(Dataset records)
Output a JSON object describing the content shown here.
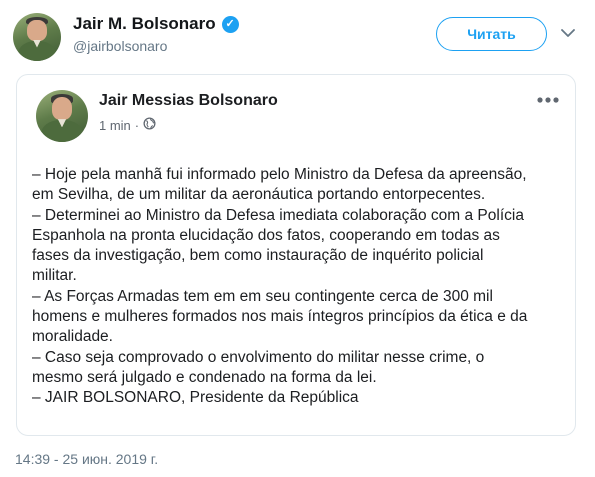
{
  "header": {
    "avatar_icon": "profile-photo-icon",
    "display_name": "Jair M. Bolsonaro",
    "verified_icon": "verified-badge-icon",
    "handle": "@jairbolsonaro",
    "follow_label": "Читать",
    "caret_icon": "chevron-down-icon"
  },
  "embedded_post": {
    "avatar_icon": "profile-photo-icon",
    "author": "Jair Messias Bolsonaro",
    "time_ago": "1 min",
    "separator": "·",
    "privacy_icon": "globe-icon",
    "more_icon": "more-options-icon",
    "lines": [
      "– Hoje pela manhã fui informado pelo Ministro da Defesa da apreensão,",
      "em Sevilha, de um militar da aeronáutica portando entorpecentes.",
      "– Determinei ao Ministro da Defesa imediata colaboração com a Polícia",
      "Espanhola na pronta elucidação dos fatos, cooperando em todas as",
      "fases da investigação, bem como instauração de inquérito policial",
      "militar.",
      "– As Forças Armadas tem em  em seu contingente  cerca de 300 mil",
      "homens e mulheres  formados nos mais íntegros princípios da ética e da",
      "moralidade.",
      "– Caso seja comprovado o envolvimento do militar nesse crime, o",
      "mesmo será julgado e condenado na forma da lei.",
      "– JAIR BOLSONARO, Presidente da República"
    ]
  },
  "timestamp": "14:39 - 25 июн. 2019 г.",
  "colors": {
    "accent": "#1da1f2",
    "text": "#14171a",
    "muted": "#657786",
    "card_border": "#e1e8ed"
  }
}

**YOUR INSTRUCTIONS:** Nothing but the pictures may be dropped; output the records above exactly.

**RESPONSE:**
Output a JSON object describing the content shown here.
{
  "header": {
    "avatar_icon": "profile-photo-icon",
    "display_name": "Jair M. Bolsonaro",
    "verified_icon": "verified-badge-icon",
    "handle": "@jairbolsonaro",
    "follow_label": "Читать",
    "caret_icon": "chevron-down-icon"
  },
  "embedded_post": {
    "avatar_icon": "profile-photo-icon",
    "author": "Jair Messias Bolsonaro",
    "time_ago": "1 min",
    "separator": "·",
    "privacy_icon": "globe-icon",
    "more_icon": "more-options-icon",
    "lines": [
      "– Hoje pela manhã fui informado pelo Ministro da Defesa da apreensão,",
      "em Sevilha, de um militar da aeronáutica portando entorpecentes.",
      "– Determinei ao Ministro da Defesa imediata colaboração com a Polícia",
      "Espanhola na pronta elucidação dos fatos, cooperando em todas as",
      "fases da investigação, bem como instauração de inquérito policial",
      "militar.",
      "– As Forças Armadas tem em  em seu contingente  cerca de 300 mil",
      "homens e mulheres  formados nos mais íntegros princípios da ética e da",
      "moralidade.",
      "– Caso seja comprovado o envolvimento do militar nesse crime, o",
      "mesmo será julgado e condenado na forma da lei.",
      "– JAIR BOLSONARO, Presidente da República"
    ]
  },
  "timestamp": "14:39 - 25 июн. 2019 г.",
  "colors": {
    "accent": "#1da1f2",
    "text": "#14171a",
    "muted": "#657786",
    "card_border": "#e1e8ed"
  }
}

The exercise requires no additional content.